### Exercise goal
Your answer should be a single number: the count of lines containing "Mean".

****

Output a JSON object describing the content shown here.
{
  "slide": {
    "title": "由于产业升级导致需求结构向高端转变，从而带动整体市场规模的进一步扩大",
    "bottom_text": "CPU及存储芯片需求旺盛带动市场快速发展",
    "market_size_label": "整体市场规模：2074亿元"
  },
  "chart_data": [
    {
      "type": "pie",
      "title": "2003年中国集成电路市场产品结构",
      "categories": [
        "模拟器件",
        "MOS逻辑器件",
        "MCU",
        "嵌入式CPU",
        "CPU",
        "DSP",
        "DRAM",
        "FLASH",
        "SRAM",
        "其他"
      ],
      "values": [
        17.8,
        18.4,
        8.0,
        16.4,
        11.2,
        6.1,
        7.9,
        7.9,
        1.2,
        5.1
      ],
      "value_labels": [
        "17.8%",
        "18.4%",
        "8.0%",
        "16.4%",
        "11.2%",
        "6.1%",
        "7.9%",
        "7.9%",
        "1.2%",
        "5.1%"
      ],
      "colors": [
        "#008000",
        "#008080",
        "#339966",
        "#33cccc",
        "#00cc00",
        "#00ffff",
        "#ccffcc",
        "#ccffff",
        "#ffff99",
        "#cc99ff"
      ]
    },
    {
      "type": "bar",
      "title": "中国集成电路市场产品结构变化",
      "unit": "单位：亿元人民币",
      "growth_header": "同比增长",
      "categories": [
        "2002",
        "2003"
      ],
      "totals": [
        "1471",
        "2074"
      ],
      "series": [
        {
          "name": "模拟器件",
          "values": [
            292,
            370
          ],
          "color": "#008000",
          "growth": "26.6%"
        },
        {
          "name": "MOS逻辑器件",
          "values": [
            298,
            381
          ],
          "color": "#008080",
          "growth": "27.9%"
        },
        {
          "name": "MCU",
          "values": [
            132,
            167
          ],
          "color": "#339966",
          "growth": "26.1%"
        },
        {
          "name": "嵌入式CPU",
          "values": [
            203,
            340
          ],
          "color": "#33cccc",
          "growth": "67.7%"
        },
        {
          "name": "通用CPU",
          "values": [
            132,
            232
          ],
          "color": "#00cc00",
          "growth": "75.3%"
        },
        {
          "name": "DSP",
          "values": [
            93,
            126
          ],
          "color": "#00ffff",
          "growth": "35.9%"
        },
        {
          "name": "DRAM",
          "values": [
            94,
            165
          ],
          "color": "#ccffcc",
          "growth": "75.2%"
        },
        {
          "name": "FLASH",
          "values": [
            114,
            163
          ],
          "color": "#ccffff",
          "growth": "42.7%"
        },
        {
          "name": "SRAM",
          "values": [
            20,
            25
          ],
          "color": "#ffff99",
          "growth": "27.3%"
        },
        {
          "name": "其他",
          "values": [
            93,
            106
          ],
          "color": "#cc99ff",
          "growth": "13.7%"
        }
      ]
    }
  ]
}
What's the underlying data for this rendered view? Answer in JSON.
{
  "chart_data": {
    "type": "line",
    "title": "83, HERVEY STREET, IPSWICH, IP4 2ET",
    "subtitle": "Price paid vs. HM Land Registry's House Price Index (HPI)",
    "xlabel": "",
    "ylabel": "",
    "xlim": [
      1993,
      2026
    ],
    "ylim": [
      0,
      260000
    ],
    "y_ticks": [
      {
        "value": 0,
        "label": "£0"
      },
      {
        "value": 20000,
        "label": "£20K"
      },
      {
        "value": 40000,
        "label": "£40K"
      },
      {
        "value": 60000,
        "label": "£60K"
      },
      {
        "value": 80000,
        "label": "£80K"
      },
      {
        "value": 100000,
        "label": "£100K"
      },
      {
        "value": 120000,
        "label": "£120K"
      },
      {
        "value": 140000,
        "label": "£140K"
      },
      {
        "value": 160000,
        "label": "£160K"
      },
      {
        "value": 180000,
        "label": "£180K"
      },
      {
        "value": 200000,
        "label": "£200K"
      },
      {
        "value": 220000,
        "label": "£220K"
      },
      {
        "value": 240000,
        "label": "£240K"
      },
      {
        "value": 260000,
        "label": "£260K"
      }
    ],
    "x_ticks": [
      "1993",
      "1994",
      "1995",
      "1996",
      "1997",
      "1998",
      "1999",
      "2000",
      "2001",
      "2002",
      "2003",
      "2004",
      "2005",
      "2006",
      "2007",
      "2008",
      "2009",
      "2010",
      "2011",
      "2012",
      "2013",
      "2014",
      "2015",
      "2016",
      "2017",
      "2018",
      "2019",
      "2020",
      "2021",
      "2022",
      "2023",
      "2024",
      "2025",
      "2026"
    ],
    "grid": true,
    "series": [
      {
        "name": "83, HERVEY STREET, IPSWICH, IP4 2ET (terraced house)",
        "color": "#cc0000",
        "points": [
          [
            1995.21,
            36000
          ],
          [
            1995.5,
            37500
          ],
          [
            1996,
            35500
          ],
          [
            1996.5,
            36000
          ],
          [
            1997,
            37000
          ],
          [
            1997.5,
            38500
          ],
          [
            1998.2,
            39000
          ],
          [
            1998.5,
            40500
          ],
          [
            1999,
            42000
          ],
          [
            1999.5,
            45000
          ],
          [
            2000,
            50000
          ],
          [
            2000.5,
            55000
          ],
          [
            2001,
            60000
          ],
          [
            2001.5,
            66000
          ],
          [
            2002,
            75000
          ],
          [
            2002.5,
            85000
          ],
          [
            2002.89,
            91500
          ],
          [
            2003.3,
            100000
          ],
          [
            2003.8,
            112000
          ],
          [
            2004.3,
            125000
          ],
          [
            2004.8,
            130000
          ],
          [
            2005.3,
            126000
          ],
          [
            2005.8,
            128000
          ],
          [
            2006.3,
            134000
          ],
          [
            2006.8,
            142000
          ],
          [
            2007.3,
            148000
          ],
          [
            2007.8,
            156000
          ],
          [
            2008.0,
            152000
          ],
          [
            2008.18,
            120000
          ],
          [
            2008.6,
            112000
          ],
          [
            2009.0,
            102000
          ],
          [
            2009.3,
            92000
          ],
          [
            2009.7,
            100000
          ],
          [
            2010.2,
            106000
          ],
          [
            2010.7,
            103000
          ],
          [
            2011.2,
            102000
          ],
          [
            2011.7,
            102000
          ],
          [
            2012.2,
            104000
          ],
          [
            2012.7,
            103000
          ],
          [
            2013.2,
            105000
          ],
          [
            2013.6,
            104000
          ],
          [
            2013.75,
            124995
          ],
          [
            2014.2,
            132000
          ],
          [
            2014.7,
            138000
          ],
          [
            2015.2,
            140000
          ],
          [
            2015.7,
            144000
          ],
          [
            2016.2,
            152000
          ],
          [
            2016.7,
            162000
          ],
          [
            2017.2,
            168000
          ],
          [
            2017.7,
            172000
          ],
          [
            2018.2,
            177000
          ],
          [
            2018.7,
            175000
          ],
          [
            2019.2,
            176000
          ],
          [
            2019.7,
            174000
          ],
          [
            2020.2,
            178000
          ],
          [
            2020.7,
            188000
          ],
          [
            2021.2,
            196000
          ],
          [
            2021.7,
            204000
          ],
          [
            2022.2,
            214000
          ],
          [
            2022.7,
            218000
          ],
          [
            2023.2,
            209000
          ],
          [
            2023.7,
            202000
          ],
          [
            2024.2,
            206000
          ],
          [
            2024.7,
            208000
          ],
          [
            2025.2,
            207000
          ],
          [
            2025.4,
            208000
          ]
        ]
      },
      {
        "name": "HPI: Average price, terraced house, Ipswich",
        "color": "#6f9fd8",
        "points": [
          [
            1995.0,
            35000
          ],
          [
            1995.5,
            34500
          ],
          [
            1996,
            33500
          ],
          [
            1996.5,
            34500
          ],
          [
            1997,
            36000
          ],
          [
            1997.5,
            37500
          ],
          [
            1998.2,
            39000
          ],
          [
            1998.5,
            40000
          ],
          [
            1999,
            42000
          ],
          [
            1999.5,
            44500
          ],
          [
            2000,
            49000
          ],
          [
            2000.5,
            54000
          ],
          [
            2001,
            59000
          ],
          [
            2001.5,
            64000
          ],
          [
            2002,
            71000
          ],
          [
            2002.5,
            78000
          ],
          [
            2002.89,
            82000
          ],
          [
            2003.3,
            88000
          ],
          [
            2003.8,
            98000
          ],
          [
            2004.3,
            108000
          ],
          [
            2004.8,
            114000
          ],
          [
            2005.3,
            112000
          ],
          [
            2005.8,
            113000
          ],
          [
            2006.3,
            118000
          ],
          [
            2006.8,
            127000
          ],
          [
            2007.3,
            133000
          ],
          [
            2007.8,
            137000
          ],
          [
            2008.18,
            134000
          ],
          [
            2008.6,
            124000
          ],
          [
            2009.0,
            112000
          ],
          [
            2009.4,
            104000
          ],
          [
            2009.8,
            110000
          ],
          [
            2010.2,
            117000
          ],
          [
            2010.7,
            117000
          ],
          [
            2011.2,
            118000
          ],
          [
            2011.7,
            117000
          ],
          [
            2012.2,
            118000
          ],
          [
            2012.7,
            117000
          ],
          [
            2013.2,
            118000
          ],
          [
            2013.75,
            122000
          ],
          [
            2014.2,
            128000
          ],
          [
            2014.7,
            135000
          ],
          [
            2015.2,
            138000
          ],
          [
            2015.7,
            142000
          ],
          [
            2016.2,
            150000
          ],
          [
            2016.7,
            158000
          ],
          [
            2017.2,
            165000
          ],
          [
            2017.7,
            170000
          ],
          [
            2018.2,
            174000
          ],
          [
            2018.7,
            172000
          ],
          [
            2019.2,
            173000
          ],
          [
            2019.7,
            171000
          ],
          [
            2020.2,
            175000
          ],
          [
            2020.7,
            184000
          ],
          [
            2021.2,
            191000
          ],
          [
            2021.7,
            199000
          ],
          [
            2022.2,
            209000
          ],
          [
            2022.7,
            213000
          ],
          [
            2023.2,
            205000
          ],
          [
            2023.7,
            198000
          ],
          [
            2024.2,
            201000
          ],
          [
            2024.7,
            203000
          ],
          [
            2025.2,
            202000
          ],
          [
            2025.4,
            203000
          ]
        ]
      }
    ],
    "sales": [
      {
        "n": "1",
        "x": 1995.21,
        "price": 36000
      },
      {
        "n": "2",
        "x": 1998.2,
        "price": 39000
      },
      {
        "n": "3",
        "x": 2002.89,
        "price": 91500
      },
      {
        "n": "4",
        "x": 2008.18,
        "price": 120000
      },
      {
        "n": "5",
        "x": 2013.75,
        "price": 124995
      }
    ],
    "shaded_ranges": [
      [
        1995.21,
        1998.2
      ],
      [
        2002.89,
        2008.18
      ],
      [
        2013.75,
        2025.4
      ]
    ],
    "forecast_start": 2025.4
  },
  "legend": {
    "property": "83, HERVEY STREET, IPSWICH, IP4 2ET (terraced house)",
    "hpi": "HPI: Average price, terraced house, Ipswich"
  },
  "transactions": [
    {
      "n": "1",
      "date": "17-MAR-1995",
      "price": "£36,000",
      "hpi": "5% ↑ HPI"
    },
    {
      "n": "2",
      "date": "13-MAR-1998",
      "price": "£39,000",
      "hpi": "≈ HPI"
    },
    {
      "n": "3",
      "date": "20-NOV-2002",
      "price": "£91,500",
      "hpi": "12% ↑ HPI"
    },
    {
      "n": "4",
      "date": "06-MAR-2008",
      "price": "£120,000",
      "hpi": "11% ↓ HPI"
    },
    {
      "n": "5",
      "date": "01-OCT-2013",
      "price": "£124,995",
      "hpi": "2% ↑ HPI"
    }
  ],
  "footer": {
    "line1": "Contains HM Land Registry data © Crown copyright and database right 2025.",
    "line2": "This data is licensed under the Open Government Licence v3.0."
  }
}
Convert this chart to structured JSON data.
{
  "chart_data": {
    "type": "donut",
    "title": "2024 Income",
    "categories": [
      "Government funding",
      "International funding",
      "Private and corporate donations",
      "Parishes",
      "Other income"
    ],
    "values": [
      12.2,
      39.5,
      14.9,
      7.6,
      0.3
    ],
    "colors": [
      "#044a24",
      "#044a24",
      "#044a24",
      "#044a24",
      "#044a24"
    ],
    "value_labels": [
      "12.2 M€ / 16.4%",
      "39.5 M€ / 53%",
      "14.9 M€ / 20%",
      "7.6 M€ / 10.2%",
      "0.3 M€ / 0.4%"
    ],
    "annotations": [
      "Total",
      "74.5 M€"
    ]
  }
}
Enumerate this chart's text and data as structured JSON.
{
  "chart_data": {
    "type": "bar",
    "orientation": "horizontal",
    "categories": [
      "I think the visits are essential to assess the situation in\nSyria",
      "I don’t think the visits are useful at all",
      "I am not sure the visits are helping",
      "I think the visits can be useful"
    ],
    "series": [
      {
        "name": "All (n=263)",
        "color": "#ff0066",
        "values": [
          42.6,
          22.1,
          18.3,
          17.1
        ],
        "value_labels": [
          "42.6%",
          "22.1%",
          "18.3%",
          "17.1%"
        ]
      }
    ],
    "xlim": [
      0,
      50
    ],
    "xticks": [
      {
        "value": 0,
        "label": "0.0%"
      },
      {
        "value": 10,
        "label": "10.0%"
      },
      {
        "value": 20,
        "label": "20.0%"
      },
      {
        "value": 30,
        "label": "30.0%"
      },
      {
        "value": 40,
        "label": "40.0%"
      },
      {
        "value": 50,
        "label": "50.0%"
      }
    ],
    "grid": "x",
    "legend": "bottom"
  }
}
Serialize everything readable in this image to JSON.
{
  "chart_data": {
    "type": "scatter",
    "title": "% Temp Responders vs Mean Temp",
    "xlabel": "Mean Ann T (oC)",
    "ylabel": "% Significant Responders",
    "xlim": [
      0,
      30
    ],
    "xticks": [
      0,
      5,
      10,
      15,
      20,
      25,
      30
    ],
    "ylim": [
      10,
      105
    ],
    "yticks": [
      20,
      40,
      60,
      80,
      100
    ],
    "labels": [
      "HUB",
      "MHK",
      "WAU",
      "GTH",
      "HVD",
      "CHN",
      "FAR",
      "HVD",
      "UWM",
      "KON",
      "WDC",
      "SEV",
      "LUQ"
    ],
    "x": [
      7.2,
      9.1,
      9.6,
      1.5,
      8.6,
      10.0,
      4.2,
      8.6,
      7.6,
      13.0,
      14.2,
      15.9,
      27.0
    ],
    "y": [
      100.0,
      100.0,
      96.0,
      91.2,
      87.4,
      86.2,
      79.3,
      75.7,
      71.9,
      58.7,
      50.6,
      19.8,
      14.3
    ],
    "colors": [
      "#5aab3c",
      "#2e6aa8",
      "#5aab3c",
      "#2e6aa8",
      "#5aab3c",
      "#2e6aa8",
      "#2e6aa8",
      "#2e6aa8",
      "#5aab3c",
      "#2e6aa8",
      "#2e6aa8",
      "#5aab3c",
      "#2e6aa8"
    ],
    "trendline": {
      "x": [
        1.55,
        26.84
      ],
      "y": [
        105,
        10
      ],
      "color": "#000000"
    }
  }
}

****

### Solution below
2